Text

=== Section Start ===

Relevance Scorers¶
Score text chunks by relevance for filtering.
Base Class¶
from delm.strategies import RelevanceScorer
class CustomScorer(RelevanceScorer):
def score(self, text_chunk: str) -> float:
# Return 0.0-1.0 score
return score
def to_dict(self) -> dict:
return {"type": "CustomScorer", ...}
@classmethod
def from_dict(cls, data: dict) -> "CustomScorer":
return cls(...)
Required for disk storage: Implement to_dict() and from_dict(), then register:
from delm.strategies import SCORER_REGISTRY
SCORER_REGISTRY["CustomScorer"] = CustomScorer
Built-in Scorers¶
KeywordScorer¶
Binary score (0.0 or 1.0) based on keyword presence.
from delm import DELM
delm = DELM(
schema=schema,
relevance_scorer={
"type": "keyword",
"keywords": ["price", "revenue", "earnings"]
},
score_filter="delm_score > 0" # Keep only matching chunks
)
Parameters:
- keywords (List[str]): Keywords to search for (case-insensitive)
Score:
- 1.0 if any keyword found
- 0.0 otherwise
FuzzyScorer¶
Fuzzy matching score (0.0-1.0) using rapidfuzz.
delm = DELM(
schema=schema,
relevance_scorer={
"type": "fuzzy",
"target_phrases": ["quarterly earnings report", "financial statement"]
},
score_filter="delm_score > 0.7" # Keep high-similarity chunks
)
Parameters:
- target_phrases (List[str]): Phrases to fuzzy match against
Score: Max fuzzy match score (0.0-1.0) across all target phrases
Requirements: pip install rapidfuzz
Filtering¶
Use score_filter with pandas query syntax:
delm = DELM(
schema=schema,
relevance_scorer={"type": "keyword", "keywords": ["revenue"]},
score_filter="delm_score > 0.5" # Only process chunks with score > 0.5
)
Valid filters:
- "delm_score > 0.5"
- "delm_score >= 0.8"
- "delm_score == 1.0"
Note: score_filter requires a relevance_scorer.
Class-based Definition¶
from delm.strategies import KeywordScorer, FuzzyScorer
scorer = KeywordScorer(keywords=["price", "cost"])
# Or
scorer = FuzzyScorer(target_phrases=["quarterly earnings"])
delm = DELM(
schema=schema,
relevance_scorer=scorer,
score_filter="delm_score > 0"
)
Registry¶
Access all available scorers:
from delm.strategies import SCORER_REGISTRY
print(SCORER_REGISTRY.keys())
# dict_keys(['keyword', 'fuzzy', ...])

=== Section End ===

Record excerpts
=== Section Start ===

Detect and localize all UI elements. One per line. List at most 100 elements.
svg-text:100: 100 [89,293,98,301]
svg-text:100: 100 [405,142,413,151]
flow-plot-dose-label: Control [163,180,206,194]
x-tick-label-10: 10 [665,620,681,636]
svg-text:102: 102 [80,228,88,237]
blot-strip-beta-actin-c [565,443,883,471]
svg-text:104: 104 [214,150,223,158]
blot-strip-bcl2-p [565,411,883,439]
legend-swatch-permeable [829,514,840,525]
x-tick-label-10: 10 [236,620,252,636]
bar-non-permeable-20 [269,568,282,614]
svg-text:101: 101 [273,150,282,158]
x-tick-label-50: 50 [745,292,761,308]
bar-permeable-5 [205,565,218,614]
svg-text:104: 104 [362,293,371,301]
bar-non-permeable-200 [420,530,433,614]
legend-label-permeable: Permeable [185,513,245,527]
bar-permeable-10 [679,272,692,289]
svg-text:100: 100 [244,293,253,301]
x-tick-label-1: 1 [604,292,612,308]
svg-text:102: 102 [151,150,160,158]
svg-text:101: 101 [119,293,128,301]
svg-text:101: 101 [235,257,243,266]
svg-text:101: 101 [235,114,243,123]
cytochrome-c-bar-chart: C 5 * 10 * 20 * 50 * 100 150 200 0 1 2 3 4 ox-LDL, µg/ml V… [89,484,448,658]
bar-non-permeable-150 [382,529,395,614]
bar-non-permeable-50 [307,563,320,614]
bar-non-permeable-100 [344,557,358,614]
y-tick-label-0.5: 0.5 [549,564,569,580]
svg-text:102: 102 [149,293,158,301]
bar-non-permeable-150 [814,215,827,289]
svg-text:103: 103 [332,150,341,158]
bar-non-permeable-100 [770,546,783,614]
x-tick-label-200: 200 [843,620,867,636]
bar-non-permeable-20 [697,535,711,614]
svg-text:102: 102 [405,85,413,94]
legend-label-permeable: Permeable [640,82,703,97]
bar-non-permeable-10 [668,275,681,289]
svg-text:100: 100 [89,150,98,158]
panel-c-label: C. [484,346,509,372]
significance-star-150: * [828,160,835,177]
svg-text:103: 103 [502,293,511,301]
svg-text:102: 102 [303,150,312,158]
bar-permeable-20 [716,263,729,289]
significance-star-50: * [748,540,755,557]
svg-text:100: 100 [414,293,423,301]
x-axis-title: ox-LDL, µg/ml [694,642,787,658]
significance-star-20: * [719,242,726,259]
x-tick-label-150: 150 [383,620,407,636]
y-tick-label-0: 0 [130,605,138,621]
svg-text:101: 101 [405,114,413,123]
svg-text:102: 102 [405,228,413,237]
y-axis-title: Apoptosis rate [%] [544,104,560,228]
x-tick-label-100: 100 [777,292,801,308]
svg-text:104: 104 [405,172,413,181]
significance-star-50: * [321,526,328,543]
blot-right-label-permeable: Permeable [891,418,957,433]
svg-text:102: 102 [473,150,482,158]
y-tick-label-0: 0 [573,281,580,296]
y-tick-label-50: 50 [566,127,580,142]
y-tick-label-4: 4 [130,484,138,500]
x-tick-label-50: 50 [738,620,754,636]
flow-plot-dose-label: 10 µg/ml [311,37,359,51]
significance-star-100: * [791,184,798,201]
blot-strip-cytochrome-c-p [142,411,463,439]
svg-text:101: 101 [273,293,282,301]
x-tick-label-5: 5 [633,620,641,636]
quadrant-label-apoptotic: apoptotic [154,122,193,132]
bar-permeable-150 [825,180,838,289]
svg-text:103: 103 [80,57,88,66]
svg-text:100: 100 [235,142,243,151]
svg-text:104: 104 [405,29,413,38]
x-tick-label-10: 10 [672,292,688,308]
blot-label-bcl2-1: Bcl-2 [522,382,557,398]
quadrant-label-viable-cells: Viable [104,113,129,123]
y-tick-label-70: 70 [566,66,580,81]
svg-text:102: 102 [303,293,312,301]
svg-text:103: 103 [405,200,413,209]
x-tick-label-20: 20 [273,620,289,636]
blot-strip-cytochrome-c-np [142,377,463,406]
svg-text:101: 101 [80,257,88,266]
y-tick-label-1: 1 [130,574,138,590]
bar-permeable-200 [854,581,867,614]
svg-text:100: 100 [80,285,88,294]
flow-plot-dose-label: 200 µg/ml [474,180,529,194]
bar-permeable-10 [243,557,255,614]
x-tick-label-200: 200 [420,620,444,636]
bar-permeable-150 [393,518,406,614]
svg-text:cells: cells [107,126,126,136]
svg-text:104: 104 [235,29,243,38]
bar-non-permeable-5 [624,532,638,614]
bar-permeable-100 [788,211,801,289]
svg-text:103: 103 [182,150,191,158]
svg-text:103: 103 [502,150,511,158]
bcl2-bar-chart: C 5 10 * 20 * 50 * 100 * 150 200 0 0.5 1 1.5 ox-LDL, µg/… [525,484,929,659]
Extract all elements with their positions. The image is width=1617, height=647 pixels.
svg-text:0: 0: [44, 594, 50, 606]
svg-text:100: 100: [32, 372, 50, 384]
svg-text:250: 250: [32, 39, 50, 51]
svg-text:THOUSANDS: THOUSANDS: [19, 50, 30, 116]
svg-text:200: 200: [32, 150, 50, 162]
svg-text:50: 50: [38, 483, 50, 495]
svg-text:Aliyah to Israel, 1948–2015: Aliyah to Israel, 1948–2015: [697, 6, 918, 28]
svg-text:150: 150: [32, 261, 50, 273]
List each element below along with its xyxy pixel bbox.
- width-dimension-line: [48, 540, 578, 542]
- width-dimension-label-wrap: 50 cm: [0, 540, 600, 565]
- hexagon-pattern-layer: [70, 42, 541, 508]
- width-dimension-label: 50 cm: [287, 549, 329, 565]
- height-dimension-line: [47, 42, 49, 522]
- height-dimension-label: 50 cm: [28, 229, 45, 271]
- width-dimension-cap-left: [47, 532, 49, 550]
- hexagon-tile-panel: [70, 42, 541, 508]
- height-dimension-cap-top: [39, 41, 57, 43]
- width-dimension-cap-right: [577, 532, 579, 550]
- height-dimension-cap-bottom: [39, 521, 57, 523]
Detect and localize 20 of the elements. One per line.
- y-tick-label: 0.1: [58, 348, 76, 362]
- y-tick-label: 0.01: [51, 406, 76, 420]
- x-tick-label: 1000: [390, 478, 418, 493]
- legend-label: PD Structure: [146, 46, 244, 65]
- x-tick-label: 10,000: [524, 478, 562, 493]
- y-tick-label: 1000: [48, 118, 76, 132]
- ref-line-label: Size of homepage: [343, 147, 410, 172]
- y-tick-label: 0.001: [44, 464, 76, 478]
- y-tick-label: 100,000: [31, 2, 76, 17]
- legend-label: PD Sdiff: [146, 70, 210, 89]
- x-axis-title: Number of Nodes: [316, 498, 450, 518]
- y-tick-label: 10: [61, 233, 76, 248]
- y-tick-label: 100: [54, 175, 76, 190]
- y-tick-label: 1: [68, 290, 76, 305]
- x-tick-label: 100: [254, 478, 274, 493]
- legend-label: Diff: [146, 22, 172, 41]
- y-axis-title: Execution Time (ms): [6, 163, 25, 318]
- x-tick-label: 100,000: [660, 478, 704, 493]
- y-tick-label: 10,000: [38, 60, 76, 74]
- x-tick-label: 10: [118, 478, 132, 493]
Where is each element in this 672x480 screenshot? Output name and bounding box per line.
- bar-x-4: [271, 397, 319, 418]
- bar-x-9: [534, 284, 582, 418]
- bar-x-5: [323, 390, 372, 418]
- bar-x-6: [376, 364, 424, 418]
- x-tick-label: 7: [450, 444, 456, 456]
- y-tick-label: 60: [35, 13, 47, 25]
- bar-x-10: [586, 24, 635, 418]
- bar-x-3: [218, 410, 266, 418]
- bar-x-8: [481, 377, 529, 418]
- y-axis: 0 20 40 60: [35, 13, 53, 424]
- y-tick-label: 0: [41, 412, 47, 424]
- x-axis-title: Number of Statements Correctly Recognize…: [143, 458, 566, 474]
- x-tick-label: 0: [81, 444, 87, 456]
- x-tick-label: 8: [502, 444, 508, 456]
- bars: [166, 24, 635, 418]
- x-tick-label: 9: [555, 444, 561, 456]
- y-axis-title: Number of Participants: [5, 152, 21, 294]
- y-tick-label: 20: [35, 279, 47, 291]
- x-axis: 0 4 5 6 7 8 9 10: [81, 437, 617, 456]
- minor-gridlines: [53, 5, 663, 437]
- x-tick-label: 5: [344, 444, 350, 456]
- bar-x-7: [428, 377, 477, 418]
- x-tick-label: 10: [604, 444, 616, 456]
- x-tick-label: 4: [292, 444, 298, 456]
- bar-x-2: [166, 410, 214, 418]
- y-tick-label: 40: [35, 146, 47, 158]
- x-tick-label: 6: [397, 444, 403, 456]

=== Section End ===

Problems to solve
A. Answer these questions from the relevance scorers text:
(i) What score does the KeywordScorer assign when none of the keywords is found?
(ii) Which package must be installed to use the FuzzyScorer?
(iii) What syntax does score_filter use?
B. Reproduce word for word everything in the relevance scorers text from "from delm import" down to "search for (case-insensitive)".

Answers per task
A.
(i) 0.0
(ii) rapidfuzz
(iii) Pandas query syntax

B.
from delm import DELM
delm = DELM(
schema=schema,
relevance_scorer={
"type": "keyword",
"keywords": ["price", "revenue", "earnings"]
},
score_filter="delm_score > 0" # Keep only matching chunks
)
Parameters:
- keywords (List[str]): Keywords to search for (case-insensitive)